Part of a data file
<<<<
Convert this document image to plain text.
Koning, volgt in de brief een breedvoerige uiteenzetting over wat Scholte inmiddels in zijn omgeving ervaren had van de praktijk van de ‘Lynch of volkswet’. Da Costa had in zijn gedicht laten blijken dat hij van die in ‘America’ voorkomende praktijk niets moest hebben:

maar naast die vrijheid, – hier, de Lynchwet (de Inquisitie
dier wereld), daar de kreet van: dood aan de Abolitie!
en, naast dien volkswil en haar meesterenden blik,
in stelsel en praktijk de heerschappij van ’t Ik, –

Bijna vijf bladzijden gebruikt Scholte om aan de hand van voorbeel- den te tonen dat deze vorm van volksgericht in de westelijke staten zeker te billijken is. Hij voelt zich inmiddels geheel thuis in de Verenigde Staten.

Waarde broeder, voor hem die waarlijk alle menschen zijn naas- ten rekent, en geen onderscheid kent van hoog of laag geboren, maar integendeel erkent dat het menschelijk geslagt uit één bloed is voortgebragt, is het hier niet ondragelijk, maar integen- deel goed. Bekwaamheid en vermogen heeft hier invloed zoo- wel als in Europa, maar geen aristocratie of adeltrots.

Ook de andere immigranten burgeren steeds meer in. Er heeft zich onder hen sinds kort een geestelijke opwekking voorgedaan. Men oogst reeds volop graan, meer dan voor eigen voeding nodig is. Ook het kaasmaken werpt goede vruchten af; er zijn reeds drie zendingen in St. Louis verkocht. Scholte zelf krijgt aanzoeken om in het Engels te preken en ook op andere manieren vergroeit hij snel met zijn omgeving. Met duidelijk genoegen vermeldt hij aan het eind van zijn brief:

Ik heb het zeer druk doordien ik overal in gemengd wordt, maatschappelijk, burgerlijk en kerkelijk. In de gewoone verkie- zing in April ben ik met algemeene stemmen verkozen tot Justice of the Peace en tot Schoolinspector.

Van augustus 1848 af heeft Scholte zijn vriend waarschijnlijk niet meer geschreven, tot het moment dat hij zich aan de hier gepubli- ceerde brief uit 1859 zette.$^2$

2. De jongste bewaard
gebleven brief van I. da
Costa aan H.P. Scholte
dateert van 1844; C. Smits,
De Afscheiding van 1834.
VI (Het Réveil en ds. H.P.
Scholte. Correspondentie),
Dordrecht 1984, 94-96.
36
>>>>
• [What needs to be done]
Return each entry from above without altering a single character.

• [Response to the exercise]
Convert this document image to plain text.
Koning, volgt in de brief een breedvoerige uiteenzetting over wat Scholte inmiddels in zijn omgeving ervaren had van de praktijk van de ‘Lynch of volkswet’. Da Costa had in zijn gedicht laten blijken dat hij van die in ‘America’ voorkomende praktijk niets moest hebben:

maar naast die vrijheid, – hier, de Lynchwet (de Inquisitie
dier wereld), daar de kreet van: dood aan de Abolitie!
en, naast dien volkswil en haar meesterenden blik,
in stelsel en praktijk de heerschappij van ’t Ik, –

Bijna vijf bladzijden gebruikt Scholte om aan de hand van voorbeel- den te tonen dat deze vorm van volksgericht in de westelijke staten zeker te billijken is. Hij voelt zich inmiddels geheel thuis in de Verenigde Staten.

Waarde broeder, voor hem die waarlijk alle menschen zijn naas- ten rekent, en geen onderscheid kent van hoog of laag geboren, maar integendeel erkent dat het menschelijk geslagt uit één bloed is voortgebragt, is het hier niet ondragelijk, maar integen- deel goed. Bekwaamheid en vermogen heeft hier invloed zoo- wel als in Europa, maar geen aristocratie of adeltrots.

Ook de andere immigranten burgeren steeds meer in. Er heeft zich onder hen sinds kort een geestelijke opwekking voorgedaan. Men oogst reeds volop graan, meer dan voor eigen voeding nodig is. Ook het kaasmaken werpt goede vruchten af; er zijn reeds drie zendingen in St. Louis verkocht. Scholte zelf krijgt aanzoeken om in het Engels te preken en ook op andere manieren vergroeit hij snel met zijn omgeving. Met duidelijk genoegen vermeldt hij aan het eind van zijn brief:

Ik heb het zeer druk doordien ik overal in gemengd wordt, maatschappelijk, burgerlijk en kerkelijk. In de gewoone verkie- zing in April ben ik met algemeene stemmen verkozen tot Justice of the Peace en tot Schoolinspector.

Van augustus 1848 af heeft Scholte zijn vriend waarschijnlijk niet meer geschreven, tot het moment dat hij zich aan de hier gepubli- ceerde brief uit 1859 zette.$^2$

2. De jongste bewaard
gebleven brief van I. da
Costa aan H.P. Scholte
dateert van 1844; C. Smits,
De Afscheiding van 1834.
VI (Het Réveil en ds. H.P.
Scholte. Correspondentie),
Dordrecht 1984, 94-96.
36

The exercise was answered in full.